DO THIS:
Check each line of the entries below for the string "dashed"; copy every line where it appears.

BEGIN DATA EXCERPTS

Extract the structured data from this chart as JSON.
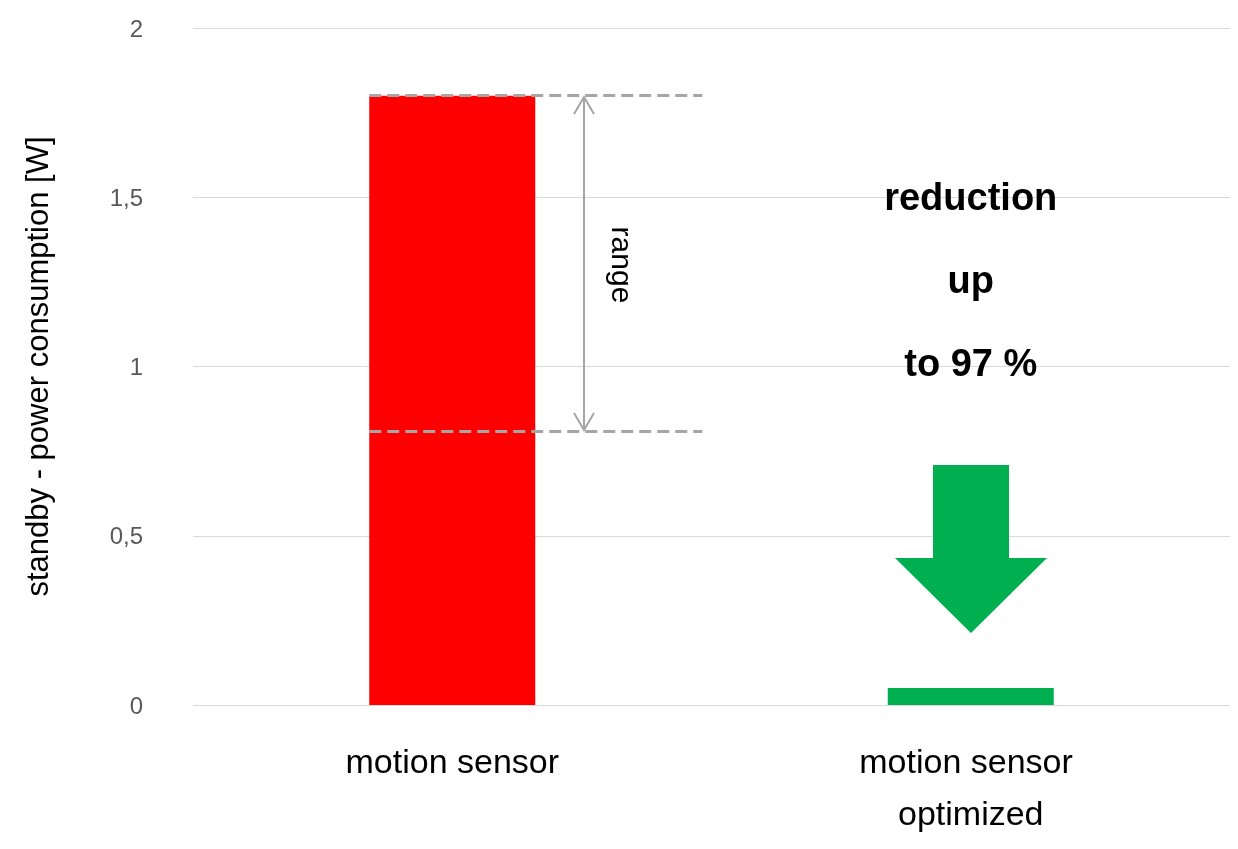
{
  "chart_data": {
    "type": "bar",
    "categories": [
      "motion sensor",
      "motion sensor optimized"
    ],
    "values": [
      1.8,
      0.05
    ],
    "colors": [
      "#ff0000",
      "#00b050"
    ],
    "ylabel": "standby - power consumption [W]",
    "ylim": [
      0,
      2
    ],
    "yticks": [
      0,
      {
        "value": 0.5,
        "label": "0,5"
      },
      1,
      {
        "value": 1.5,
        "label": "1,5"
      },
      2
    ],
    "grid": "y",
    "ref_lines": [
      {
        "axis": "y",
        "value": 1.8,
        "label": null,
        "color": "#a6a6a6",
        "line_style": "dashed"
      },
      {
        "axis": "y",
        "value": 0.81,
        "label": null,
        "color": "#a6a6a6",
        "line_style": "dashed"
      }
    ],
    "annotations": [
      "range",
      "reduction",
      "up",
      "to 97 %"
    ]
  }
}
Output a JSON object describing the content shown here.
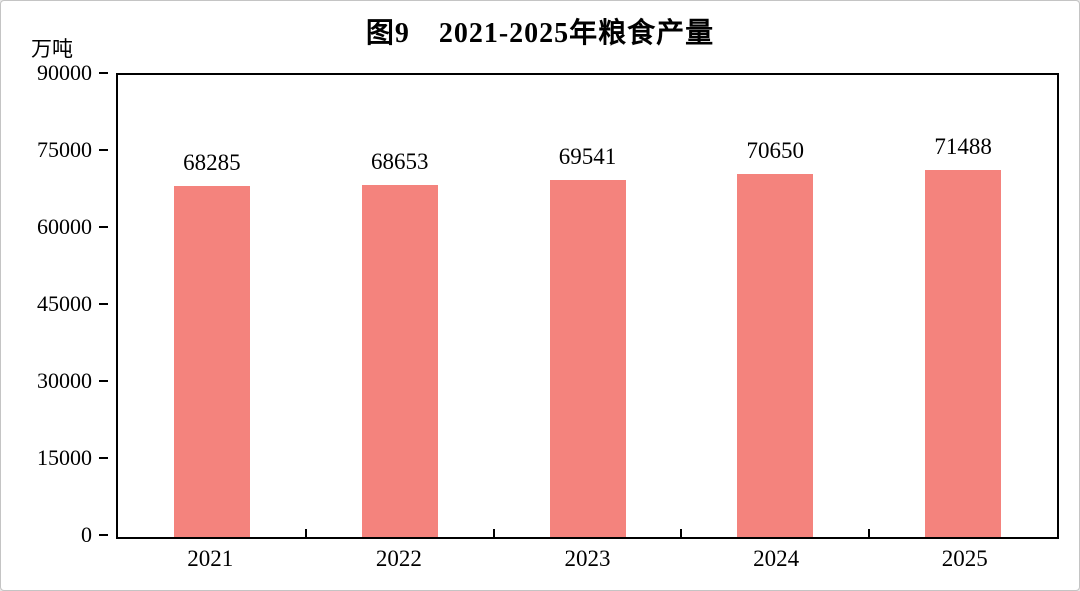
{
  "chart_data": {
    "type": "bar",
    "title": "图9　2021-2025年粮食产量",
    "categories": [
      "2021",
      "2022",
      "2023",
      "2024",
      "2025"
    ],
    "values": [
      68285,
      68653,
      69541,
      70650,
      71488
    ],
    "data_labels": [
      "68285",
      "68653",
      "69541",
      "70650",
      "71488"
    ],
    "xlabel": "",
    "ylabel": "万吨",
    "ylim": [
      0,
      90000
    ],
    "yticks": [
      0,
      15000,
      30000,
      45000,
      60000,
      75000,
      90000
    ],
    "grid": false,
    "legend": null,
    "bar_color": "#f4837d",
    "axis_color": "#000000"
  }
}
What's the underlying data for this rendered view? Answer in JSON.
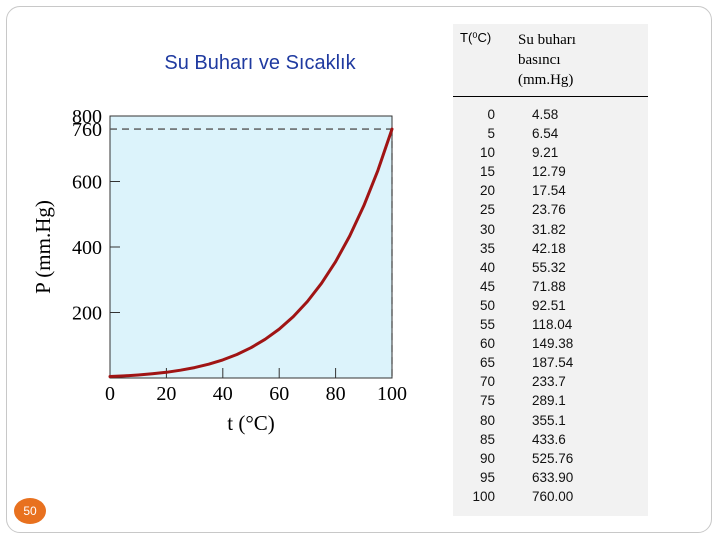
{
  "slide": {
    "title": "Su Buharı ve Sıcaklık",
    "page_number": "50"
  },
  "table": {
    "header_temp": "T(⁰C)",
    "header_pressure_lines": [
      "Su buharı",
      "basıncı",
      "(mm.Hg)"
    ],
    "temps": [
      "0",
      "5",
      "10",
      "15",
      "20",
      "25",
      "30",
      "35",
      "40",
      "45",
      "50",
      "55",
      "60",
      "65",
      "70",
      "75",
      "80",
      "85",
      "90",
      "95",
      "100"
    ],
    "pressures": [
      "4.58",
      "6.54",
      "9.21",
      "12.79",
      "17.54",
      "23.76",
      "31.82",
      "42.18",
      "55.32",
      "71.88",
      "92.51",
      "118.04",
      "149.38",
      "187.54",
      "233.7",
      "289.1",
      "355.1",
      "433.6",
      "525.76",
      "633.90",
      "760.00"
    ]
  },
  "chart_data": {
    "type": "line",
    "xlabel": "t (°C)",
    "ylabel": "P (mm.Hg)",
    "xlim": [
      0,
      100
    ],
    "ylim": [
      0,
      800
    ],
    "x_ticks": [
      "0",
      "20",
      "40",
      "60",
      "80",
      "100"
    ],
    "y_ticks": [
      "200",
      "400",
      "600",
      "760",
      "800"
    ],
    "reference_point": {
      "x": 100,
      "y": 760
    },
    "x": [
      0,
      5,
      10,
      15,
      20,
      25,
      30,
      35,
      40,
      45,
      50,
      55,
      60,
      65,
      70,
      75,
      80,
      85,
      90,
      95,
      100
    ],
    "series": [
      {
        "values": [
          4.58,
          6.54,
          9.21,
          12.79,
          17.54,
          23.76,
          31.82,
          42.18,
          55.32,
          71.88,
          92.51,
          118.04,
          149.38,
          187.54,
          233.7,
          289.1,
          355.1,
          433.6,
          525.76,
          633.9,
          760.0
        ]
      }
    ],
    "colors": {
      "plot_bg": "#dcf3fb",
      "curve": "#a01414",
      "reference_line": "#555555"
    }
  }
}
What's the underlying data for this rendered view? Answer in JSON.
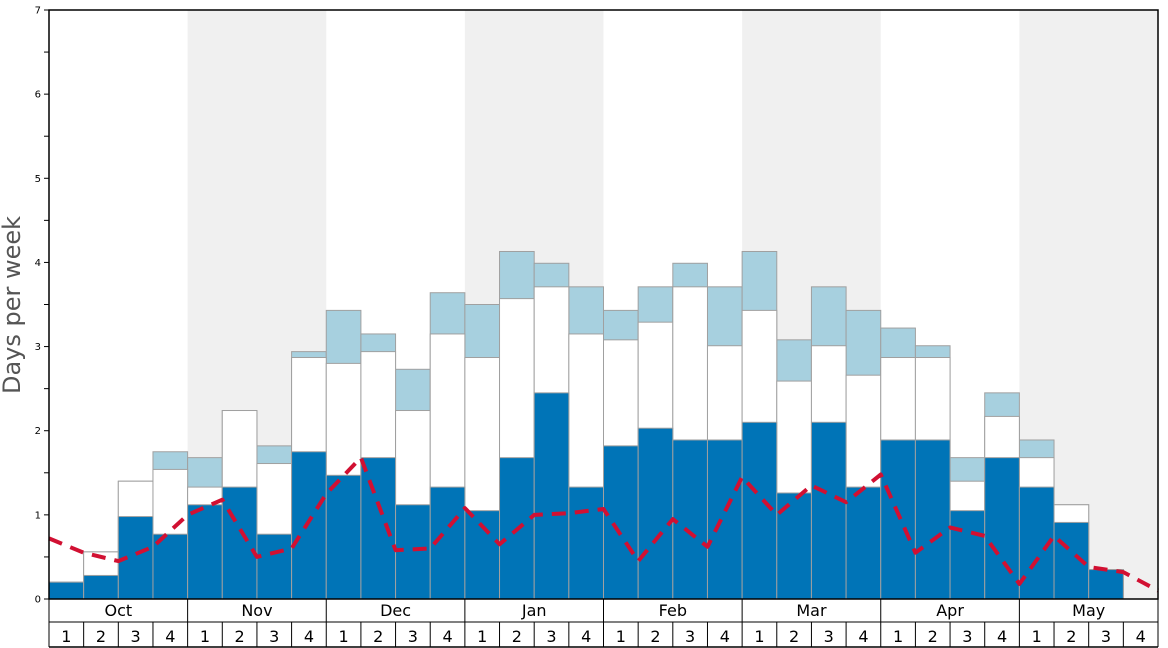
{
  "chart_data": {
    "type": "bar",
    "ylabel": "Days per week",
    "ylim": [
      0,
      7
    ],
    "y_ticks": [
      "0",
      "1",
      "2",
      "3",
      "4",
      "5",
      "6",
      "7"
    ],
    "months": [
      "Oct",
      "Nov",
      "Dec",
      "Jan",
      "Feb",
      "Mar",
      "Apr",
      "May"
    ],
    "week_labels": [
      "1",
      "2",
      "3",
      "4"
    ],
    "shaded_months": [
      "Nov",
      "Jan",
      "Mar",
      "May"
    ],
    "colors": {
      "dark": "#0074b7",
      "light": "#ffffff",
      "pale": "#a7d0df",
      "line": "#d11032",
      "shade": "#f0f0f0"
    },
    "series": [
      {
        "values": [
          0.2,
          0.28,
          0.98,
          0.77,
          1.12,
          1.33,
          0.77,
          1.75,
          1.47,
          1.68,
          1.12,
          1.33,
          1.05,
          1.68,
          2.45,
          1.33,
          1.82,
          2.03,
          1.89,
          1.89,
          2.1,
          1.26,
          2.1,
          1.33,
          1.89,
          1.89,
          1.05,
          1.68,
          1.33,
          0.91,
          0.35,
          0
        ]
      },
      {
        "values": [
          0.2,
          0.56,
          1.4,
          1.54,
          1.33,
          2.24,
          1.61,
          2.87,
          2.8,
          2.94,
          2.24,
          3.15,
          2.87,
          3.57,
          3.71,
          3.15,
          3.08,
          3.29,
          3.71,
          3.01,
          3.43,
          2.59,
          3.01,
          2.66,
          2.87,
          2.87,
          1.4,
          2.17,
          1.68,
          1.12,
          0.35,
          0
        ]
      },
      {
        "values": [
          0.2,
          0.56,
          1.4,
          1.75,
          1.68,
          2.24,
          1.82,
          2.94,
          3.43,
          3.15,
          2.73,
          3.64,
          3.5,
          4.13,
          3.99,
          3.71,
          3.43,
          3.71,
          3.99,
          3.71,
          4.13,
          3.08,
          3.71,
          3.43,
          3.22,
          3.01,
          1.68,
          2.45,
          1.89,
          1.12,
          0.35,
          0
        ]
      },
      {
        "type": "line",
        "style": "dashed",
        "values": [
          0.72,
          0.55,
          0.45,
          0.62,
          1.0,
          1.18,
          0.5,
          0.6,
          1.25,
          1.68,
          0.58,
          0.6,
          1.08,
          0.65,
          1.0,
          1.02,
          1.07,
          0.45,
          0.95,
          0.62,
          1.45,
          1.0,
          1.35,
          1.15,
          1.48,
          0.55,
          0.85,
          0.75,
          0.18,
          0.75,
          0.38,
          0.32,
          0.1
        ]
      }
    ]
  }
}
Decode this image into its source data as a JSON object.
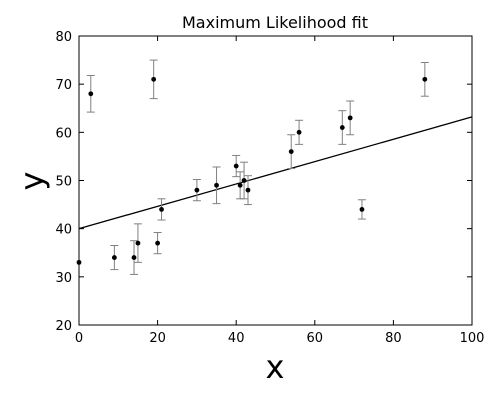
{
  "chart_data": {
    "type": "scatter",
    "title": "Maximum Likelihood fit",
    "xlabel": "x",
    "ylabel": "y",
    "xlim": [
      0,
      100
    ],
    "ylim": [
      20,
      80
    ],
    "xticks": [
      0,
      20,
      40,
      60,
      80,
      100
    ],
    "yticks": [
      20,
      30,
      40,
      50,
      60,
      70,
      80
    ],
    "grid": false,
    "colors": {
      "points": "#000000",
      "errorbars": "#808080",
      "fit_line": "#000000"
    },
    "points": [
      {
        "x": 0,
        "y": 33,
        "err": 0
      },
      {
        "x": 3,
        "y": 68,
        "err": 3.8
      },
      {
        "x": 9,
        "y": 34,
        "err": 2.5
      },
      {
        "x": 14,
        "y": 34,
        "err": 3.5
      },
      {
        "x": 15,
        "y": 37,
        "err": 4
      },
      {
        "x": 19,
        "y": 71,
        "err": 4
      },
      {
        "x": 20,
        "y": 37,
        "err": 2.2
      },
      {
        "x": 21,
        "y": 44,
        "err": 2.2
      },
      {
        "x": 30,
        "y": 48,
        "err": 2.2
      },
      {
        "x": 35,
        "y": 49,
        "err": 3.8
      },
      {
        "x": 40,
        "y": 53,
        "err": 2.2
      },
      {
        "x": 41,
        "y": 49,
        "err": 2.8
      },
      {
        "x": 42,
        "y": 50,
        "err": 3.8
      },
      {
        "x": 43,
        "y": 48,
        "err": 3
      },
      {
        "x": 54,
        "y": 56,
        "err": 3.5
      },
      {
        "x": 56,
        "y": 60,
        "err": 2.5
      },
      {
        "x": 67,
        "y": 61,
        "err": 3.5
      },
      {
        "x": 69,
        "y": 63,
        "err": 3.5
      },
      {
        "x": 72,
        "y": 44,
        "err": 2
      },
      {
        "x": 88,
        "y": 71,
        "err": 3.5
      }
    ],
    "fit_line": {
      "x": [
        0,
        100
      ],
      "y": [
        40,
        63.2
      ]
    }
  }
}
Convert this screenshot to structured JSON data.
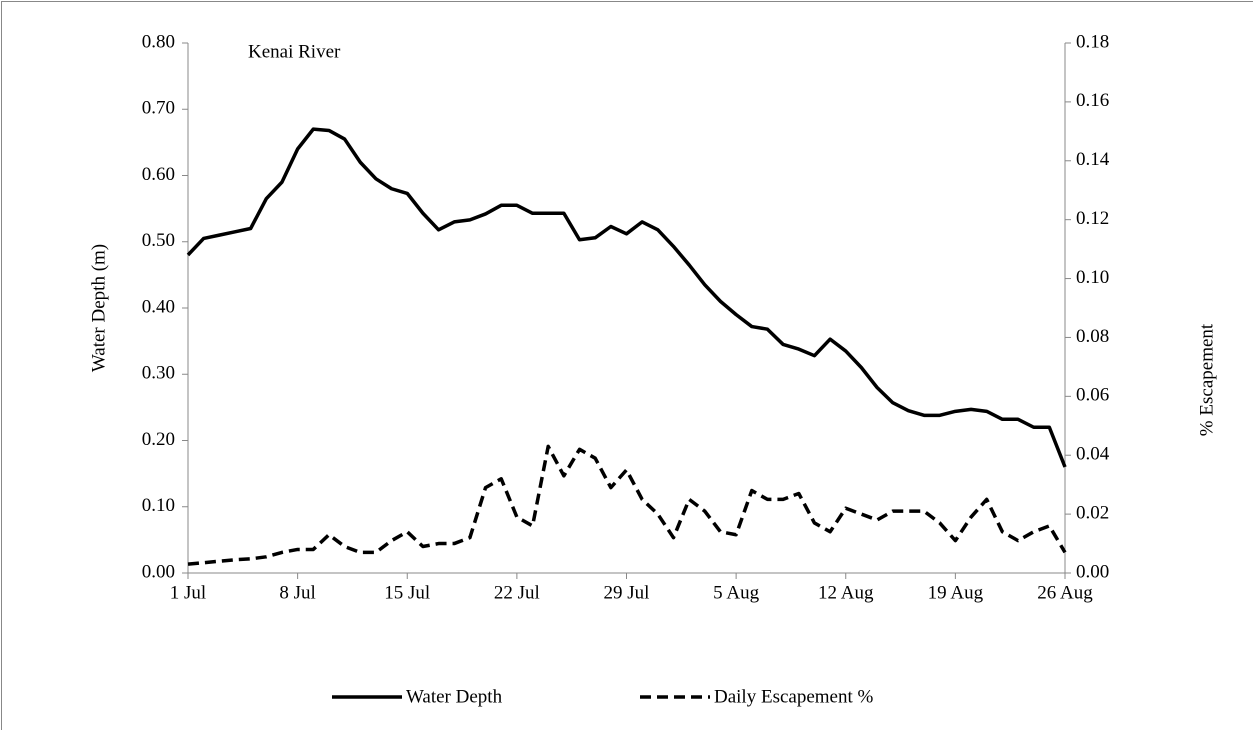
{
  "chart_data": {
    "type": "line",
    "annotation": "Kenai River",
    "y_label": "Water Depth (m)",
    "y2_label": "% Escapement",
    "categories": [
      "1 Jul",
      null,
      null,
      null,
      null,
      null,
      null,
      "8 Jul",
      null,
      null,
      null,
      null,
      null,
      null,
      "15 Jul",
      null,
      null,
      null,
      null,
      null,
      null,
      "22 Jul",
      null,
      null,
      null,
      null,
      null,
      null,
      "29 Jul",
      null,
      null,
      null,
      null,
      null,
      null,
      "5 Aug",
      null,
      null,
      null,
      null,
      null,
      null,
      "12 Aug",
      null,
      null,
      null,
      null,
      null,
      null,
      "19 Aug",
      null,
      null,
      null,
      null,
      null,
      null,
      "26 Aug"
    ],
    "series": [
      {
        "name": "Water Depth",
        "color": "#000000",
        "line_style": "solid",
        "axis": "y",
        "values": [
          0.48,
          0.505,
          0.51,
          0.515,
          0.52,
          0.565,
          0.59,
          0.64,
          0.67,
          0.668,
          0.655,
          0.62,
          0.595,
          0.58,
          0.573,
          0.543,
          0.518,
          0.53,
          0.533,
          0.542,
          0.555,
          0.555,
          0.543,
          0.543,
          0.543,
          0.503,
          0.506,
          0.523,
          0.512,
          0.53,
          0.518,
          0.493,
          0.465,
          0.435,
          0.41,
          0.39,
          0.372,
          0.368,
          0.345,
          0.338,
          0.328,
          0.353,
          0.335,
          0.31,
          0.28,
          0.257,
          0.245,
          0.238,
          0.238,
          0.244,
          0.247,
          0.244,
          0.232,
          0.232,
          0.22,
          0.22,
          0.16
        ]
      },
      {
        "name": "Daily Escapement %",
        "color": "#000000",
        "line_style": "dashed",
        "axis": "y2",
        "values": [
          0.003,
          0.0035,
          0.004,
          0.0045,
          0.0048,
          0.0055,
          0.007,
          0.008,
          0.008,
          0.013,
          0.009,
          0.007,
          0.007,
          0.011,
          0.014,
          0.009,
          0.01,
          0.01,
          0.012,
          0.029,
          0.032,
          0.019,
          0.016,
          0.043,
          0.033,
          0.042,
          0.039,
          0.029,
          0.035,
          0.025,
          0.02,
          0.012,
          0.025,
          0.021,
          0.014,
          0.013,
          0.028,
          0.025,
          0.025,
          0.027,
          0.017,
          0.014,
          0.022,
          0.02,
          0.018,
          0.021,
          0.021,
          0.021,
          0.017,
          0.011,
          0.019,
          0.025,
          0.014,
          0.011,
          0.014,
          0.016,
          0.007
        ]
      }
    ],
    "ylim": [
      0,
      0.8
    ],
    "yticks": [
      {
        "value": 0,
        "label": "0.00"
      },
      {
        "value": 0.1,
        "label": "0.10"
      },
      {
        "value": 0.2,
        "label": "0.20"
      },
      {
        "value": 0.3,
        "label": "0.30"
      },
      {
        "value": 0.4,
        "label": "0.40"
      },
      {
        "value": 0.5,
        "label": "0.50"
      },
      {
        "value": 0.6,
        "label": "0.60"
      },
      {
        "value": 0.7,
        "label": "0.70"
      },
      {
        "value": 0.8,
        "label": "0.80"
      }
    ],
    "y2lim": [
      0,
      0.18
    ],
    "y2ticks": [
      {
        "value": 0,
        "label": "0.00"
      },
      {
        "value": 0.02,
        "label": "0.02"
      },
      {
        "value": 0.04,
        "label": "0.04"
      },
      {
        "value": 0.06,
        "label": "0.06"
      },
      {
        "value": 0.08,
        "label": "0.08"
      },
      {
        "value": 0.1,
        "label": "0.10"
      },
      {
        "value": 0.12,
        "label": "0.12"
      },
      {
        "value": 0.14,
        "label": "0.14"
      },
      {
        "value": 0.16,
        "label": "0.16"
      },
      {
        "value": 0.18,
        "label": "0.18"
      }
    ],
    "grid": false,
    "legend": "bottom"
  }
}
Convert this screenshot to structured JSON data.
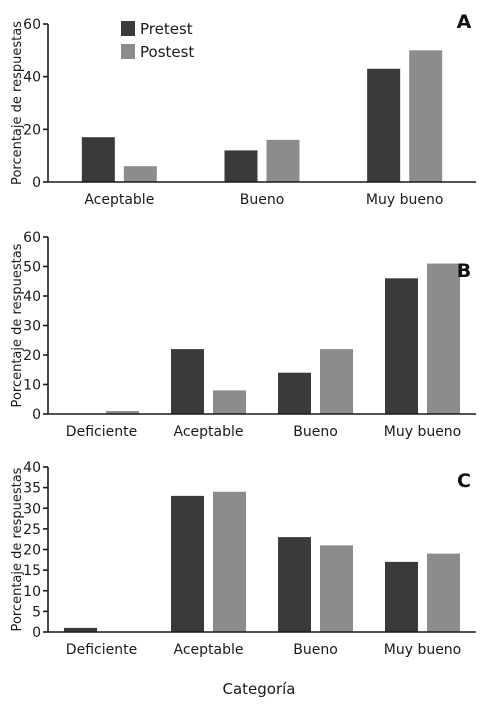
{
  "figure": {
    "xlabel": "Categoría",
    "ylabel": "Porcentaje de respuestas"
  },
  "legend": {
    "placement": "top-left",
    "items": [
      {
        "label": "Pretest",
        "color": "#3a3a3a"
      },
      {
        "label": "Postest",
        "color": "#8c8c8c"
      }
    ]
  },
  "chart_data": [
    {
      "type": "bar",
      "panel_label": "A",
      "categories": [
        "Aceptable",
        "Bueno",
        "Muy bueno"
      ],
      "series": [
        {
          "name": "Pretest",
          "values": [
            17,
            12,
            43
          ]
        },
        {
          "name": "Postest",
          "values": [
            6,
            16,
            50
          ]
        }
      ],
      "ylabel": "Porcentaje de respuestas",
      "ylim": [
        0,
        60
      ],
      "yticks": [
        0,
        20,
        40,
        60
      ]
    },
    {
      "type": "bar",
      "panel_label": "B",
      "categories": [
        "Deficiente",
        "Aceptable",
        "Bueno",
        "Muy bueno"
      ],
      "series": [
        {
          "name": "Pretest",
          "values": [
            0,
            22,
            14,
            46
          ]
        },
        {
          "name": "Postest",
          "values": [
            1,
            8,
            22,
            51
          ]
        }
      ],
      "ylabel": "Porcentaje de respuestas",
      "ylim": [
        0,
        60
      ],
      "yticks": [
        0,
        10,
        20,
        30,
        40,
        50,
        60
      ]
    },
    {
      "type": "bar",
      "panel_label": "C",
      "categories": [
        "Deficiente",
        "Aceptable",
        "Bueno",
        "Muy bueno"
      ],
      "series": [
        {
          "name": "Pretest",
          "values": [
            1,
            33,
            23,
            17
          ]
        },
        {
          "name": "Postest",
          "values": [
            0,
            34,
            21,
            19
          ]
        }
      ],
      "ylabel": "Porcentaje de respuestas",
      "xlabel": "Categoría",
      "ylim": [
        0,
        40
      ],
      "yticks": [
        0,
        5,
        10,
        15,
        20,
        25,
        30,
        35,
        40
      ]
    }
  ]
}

END DATA EXCERPTS

FULL SOLUTION:
        "line_style": "dashed"
        "line_style": "dashed"
        "style": "dashed",
        "line_style": "dashed",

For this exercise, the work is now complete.